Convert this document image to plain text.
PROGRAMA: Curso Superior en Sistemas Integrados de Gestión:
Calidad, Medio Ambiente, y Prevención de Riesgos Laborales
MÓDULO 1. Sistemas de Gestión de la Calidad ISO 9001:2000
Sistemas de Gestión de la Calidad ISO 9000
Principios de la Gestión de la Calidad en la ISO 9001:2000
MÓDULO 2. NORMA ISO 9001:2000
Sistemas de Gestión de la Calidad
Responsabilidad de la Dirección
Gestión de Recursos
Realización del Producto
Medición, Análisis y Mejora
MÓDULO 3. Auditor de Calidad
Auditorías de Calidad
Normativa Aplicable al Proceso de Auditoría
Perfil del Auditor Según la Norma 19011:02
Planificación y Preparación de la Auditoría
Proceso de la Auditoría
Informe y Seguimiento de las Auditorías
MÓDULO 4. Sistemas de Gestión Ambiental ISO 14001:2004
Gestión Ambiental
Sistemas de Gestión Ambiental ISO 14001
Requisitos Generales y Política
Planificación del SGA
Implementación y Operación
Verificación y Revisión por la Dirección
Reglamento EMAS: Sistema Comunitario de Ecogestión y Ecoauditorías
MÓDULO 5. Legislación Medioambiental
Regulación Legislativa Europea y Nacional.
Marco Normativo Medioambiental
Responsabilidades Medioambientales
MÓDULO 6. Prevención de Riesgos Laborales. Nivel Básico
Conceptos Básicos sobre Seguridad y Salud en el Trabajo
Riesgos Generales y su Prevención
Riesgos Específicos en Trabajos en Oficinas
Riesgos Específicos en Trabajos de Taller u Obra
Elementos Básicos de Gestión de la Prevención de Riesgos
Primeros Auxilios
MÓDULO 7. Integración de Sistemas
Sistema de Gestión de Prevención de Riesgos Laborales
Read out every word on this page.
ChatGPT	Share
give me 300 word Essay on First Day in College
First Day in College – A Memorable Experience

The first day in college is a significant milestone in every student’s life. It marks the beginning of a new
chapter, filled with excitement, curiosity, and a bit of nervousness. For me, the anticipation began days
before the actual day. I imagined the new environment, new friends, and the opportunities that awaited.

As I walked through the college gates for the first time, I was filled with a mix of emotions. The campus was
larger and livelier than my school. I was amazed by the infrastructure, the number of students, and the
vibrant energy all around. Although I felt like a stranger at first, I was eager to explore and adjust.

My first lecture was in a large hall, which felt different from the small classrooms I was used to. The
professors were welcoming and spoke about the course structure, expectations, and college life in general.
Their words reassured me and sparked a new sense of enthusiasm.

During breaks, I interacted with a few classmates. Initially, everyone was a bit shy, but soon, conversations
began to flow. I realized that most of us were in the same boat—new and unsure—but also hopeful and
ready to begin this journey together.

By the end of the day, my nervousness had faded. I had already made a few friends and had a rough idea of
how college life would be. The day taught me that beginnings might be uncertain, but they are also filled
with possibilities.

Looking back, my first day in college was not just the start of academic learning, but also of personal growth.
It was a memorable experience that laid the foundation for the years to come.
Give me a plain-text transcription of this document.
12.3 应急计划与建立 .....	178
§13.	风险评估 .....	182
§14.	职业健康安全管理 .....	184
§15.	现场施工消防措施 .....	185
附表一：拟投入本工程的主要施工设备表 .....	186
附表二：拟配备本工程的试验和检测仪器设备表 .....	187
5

> _The request_: Set down nothing but the lines from the one with "Give me a plain-text" through the end of the records, keeping each line exactly as written and including both ends.

> _Output of the exercise_:
Give me a plain-text transcription of this document.
12.3 应急计划与建立 .....	178
§13.	风险评估 .....	182
§14.	职业健康安全管理 .....	184
§15.	现场施工消防措施 .....	185
附表一：拟投入本工程的主要施工设备表 .....	186
附表二：拟配备本工程的试验和检测仪器设备表 .....	187
5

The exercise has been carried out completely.